Of all the lines in these entries, how many contain the string "estomac"? Give only that count.

== Data shown ==

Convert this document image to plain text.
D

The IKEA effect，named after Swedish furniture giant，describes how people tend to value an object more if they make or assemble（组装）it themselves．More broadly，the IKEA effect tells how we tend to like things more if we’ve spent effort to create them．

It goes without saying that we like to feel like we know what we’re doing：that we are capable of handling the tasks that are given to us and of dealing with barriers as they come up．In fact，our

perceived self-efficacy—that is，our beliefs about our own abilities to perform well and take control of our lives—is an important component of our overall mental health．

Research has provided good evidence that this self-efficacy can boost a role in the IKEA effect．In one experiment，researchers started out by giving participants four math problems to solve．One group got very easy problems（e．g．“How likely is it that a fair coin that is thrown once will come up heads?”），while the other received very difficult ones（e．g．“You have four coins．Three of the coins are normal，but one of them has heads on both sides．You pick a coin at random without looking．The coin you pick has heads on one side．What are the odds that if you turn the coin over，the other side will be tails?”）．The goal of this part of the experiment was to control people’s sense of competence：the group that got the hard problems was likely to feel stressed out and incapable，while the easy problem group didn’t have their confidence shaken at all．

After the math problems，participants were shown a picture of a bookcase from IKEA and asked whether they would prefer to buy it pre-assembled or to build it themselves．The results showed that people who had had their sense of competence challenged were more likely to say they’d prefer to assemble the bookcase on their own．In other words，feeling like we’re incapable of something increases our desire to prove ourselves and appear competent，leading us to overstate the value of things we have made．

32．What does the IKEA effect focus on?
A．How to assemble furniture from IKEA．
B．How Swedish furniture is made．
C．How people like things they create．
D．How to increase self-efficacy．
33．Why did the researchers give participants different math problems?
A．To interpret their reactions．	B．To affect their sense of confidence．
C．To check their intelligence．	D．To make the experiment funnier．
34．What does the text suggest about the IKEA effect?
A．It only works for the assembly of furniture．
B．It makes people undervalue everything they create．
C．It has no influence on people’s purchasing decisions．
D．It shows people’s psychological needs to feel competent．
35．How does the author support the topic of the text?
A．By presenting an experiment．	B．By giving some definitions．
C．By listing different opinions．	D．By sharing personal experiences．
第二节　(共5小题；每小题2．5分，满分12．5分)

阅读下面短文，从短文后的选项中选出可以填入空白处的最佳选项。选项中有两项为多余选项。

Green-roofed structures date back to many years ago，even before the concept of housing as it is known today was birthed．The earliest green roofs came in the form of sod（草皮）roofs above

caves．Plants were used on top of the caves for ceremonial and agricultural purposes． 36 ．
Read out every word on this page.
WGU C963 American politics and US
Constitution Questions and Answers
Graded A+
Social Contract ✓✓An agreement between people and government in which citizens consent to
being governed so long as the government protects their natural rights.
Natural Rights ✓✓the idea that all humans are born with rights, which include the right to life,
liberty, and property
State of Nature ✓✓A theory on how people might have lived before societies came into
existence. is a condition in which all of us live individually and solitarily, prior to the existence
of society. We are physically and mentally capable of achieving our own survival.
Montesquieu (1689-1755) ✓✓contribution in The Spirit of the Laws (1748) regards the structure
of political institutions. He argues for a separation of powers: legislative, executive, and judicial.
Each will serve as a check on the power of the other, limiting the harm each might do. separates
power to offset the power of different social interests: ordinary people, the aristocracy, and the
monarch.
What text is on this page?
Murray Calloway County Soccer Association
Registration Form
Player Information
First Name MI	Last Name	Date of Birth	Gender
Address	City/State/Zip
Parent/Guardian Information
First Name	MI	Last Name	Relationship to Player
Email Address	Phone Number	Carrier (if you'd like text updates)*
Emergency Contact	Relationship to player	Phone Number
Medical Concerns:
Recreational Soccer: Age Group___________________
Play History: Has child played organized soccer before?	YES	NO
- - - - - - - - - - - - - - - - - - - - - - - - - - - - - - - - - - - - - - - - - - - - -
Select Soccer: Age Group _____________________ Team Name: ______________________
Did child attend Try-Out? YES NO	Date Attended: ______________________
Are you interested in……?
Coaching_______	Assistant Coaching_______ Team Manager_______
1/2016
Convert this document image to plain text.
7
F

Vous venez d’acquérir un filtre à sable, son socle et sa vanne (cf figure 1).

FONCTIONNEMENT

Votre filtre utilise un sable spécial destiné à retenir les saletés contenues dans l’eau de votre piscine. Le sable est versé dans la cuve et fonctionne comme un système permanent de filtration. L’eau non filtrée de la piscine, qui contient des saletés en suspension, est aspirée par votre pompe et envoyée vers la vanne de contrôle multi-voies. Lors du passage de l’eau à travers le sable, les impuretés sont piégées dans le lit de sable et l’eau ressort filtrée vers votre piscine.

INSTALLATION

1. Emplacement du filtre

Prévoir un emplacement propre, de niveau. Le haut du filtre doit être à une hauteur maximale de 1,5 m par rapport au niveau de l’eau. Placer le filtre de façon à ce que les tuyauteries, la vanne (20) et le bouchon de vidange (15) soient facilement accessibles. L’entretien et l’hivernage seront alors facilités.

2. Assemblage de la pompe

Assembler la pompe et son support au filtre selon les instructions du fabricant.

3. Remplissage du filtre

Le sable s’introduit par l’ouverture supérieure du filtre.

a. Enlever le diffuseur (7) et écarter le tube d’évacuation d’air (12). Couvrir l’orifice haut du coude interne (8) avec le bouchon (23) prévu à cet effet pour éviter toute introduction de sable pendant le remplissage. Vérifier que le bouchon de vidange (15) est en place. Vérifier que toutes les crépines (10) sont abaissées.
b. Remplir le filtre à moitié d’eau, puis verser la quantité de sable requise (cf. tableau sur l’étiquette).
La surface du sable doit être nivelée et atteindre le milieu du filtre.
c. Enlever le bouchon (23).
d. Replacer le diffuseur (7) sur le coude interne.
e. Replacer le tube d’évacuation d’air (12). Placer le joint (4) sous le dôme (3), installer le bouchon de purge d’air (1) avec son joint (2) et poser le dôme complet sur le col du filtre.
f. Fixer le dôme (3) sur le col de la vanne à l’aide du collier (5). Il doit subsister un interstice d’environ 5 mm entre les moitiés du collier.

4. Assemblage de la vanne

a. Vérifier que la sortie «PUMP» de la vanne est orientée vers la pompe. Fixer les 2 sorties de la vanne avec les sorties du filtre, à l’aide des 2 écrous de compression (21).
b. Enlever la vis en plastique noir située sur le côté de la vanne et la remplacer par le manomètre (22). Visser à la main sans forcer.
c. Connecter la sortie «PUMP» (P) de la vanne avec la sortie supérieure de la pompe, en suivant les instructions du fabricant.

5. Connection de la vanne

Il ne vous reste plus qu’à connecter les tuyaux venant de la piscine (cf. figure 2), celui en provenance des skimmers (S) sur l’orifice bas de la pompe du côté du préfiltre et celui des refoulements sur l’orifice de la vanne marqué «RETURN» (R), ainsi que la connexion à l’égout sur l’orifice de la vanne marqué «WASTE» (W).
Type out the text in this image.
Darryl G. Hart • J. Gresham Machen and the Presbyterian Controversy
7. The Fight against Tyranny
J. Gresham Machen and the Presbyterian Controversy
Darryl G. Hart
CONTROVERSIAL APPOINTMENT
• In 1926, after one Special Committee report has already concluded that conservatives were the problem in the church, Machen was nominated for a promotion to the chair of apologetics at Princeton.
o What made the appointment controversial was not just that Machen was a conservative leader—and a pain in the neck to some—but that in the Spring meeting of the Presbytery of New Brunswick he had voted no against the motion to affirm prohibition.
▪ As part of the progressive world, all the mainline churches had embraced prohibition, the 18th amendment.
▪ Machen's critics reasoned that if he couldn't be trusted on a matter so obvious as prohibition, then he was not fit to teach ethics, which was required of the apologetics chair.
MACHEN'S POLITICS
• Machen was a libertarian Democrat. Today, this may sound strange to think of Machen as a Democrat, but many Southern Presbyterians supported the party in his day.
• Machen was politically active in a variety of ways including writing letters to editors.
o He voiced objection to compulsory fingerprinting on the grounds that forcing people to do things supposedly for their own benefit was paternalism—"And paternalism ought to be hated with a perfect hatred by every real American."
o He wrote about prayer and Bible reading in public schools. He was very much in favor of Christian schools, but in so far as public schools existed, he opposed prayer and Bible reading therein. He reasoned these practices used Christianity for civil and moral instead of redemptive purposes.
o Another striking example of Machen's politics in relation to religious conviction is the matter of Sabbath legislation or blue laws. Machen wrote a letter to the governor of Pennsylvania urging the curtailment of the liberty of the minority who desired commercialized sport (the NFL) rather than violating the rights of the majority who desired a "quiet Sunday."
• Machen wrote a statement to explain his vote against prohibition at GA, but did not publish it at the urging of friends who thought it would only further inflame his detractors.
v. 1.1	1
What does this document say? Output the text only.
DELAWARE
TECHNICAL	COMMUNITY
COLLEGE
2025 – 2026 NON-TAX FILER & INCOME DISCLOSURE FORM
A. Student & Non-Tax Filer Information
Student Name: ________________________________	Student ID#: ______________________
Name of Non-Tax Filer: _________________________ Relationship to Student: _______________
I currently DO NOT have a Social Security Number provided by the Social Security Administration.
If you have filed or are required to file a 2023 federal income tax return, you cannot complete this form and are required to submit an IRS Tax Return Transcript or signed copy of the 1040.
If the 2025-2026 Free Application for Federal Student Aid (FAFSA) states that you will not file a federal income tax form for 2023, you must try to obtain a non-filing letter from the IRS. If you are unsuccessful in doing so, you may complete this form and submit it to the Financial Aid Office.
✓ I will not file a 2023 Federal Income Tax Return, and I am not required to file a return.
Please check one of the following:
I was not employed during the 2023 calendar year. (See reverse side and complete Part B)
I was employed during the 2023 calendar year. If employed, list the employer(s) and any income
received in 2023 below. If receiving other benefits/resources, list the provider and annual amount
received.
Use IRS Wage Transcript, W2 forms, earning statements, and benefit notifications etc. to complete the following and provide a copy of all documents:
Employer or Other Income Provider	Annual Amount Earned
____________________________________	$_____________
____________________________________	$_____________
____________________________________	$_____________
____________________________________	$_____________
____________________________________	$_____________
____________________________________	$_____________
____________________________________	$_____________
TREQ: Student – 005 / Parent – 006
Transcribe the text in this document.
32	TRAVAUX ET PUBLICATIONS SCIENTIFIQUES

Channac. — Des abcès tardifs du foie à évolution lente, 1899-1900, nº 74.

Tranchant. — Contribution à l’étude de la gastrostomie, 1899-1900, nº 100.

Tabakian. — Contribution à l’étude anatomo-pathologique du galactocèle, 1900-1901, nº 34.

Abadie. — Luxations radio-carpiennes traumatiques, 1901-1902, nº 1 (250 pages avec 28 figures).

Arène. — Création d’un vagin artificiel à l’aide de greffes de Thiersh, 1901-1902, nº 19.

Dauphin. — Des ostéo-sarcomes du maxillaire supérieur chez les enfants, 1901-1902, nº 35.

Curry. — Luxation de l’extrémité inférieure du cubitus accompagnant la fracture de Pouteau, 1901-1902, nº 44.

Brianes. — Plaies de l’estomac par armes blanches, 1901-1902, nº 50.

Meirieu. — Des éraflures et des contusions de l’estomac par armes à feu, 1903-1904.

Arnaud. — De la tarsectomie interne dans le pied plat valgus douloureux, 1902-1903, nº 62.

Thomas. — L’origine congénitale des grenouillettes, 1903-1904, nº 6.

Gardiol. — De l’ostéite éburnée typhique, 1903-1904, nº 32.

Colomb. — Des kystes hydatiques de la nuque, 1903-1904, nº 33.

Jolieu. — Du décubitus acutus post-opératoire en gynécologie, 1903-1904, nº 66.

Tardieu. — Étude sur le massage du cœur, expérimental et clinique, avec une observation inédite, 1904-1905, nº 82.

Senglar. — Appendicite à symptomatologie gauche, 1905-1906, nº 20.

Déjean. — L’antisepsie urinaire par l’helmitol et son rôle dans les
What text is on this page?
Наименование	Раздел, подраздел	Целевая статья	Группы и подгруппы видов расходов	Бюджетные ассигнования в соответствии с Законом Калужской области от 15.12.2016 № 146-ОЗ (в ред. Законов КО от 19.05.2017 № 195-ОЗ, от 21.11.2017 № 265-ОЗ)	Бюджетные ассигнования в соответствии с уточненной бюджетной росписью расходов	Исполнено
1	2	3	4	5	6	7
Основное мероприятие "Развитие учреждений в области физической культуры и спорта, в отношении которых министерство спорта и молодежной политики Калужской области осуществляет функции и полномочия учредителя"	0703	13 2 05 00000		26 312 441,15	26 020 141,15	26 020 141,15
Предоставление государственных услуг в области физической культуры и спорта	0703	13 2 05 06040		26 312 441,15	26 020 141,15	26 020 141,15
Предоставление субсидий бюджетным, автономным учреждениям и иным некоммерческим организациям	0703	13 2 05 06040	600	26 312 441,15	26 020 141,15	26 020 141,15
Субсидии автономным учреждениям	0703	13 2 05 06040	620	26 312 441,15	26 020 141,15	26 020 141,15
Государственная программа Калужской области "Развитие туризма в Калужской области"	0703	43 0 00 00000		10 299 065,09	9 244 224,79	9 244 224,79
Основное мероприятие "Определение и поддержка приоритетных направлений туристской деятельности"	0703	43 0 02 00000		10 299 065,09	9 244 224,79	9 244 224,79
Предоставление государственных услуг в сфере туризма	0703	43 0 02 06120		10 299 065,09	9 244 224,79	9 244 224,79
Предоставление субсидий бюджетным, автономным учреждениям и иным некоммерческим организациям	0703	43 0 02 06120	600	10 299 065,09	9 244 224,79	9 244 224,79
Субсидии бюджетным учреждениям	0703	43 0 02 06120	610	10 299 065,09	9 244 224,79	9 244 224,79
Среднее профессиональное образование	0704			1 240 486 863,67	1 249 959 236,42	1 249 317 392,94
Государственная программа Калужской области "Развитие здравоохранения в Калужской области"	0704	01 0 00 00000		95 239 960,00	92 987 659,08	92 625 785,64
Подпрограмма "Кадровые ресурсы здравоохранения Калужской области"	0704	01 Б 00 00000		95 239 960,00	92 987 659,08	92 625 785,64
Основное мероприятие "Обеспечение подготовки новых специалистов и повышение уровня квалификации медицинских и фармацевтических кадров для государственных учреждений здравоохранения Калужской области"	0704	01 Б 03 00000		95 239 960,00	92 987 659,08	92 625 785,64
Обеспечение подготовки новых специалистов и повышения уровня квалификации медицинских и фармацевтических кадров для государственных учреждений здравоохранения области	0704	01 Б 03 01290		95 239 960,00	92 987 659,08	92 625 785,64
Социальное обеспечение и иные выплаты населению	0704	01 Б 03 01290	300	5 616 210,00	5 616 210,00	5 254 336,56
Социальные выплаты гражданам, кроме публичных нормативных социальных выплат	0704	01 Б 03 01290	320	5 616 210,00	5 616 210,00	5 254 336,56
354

===

● Result
2